▶ [DATA PROVIDED]:
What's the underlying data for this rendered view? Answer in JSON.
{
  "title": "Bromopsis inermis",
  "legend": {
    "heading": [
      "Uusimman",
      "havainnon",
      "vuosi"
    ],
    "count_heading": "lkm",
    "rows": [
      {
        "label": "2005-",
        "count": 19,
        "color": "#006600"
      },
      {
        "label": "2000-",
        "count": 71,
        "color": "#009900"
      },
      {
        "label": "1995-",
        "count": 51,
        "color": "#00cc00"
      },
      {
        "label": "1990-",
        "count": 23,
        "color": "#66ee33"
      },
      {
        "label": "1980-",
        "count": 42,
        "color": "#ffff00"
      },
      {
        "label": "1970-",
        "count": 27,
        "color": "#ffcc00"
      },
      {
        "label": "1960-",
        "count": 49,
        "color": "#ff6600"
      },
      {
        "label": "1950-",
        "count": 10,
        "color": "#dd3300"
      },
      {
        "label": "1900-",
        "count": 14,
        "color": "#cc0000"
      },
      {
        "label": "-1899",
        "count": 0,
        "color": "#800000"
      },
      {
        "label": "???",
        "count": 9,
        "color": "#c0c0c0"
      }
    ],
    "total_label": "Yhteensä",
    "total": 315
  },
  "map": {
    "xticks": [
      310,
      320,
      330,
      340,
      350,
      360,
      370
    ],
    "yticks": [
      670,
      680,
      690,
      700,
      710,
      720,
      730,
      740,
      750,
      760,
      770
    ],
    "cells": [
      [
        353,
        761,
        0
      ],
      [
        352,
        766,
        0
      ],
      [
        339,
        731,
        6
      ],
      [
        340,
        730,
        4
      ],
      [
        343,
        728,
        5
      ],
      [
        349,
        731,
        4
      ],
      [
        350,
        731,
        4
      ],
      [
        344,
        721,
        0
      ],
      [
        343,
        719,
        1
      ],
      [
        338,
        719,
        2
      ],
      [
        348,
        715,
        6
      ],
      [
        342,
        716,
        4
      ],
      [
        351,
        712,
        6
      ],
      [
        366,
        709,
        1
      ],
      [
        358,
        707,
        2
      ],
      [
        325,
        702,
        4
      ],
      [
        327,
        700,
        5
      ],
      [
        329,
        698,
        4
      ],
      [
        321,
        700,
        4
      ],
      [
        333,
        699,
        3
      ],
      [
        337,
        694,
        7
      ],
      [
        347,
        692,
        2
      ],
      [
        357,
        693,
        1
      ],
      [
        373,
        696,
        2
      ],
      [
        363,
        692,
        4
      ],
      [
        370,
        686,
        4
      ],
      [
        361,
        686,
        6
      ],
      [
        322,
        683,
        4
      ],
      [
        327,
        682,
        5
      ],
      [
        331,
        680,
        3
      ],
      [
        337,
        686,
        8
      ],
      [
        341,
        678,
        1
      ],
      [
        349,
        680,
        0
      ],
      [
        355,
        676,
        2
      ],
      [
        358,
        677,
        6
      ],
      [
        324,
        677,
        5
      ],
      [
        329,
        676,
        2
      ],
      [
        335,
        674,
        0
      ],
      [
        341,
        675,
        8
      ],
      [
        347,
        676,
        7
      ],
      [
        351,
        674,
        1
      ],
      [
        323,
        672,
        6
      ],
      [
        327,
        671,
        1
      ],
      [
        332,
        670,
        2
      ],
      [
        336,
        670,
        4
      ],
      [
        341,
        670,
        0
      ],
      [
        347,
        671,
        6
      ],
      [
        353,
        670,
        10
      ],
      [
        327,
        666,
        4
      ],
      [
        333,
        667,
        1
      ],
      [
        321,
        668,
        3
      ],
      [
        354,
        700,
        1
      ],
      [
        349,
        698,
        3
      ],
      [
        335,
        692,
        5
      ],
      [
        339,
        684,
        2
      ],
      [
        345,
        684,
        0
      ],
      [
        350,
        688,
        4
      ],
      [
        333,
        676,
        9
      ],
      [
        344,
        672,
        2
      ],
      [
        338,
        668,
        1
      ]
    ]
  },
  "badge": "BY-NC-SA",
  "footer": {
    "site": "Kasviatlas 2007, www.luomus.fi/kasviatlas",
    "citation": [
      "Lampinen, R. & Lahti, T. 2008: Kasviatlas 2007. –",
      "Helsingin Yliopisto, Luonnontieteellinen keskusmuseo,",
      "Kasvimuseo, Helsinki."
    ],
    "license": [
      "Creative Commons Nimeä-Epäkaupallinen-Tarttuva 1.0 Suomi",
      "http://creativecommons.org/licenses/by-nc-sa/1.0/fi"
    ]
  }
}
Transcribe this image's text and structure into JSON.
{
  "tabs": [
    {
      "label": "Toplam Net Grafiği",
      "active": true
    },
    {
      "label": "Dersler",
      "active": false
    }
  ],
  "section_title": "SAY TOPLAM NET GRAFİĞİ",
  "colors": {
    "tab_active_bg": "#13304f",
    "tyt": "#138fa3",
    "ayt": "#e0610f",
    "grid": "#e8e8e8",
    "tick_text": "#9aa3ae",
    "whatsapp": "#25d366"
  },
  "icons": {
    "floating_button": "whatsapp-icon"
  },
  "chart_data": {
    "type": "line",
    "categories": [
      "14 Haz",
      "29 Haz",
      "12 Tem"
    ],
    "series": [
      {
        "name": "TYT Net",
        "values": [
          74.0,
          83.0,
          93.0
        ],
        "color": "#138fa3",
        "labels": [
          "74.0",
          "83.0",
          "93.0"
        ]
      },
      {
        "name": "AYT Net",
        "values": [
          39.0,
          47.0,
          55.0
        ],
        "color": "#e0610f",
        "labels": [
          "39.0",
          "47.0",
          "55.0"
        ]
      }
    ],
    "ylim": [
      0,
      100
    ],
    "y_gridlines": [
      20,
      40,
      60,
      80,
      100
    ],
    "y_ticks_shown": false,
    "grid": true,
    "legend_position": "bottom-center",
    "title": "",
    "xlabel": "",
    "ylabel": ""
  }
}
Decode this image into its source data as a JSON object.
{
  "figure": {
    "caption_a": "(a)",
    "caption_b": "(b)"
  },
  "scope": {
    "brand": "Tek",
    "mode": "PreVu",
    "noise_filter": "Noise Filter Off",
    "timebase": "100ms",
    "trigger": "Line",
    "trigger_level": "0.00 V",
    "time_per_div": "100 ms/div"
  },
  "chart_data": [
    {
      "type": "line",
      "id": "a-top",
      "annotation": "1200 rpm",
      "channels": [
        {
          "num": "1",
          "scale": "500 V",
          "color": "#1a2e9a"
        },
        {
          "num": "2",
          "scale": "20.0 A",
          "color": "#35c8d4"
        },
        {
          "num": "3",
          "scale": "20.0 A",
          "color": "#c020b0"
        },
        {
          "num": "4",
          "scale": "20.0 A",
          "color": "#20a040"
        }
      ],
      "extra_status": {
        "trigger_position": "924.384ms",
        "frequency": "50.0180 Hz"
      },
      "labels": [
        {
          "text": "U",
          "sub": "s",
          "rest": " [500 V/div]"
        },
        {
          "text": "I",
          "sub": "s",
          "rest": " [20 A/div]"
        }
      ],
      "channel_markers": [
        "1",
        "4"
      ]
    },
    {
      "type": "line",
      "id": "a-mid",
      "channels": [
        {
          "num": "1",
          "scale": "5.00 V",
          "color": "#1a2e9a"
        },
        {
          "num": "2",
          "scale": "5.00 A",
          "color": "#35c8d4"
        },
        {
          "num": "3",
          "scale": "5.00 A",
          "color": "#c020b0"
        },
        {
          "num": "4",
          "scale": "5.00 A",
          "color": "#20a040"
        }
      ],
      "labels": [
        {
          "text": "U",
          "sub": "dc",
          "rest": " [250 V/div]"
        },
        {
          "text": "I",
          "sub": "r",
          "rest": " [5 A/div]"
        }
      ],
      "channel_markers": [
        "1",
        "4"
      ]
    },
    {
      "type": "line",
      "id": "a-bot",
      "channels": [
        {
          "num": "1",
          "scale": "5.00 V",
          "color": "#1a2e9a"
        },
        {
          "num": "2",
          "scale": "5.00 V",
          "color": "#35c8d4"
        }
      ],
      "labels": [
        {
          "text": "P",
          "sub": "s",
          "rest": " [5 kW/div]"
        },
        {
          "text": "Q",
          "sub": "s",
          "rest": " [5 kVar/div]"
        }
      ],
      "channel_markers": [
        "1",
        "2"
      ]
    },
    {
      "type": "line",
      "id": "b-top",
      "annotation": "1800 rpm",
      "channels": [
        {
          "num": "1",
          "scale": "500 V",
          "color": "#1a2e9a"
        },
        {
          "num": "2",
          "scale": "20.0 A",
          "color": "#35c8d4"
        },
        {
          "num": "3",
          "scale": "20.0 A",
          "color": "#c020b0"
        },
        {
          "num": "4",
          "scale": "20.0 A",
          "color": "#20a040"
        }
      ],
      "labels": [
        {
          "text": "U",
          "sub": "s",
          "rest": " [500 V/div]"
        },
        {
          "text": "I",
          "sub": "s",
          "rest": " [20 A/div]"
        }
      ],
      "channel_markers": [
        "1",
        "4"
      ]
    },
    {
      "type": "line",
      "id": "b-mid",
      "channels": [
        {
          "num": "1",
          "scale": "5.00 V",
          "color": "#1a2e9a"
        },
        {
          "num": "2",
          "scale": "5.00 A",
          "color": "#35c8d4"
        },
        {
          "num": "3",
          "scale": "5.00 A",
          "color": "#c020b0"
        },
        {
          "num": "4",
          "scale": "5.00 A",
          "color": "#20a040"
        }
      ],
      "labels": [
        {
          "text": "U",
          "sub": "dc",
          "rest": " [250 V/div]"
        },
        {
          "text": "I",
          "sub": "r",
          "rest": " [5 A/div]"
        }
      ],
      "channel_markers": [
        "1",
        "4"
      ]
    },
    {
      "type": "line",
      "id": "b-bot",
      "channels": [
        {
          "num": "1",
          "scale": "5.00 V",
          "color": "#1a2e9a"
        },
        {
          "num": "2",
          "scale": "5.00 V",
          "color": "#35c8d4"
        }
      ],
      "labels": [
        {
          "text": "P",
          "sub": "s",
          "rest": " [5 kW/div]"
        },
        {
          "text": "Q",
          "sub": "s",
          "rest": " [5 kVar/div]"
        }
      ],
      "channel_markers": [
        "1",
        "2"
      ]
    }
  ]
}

▶ [SHORT TASK]:
Look through the data above. Each line containing the word "whatsapp" needs to be copied.

▶ [RESPONSE TO THIS TASK]:
    "whatsapp": "#25d366"
    "floating_button": "whatsapp-icon"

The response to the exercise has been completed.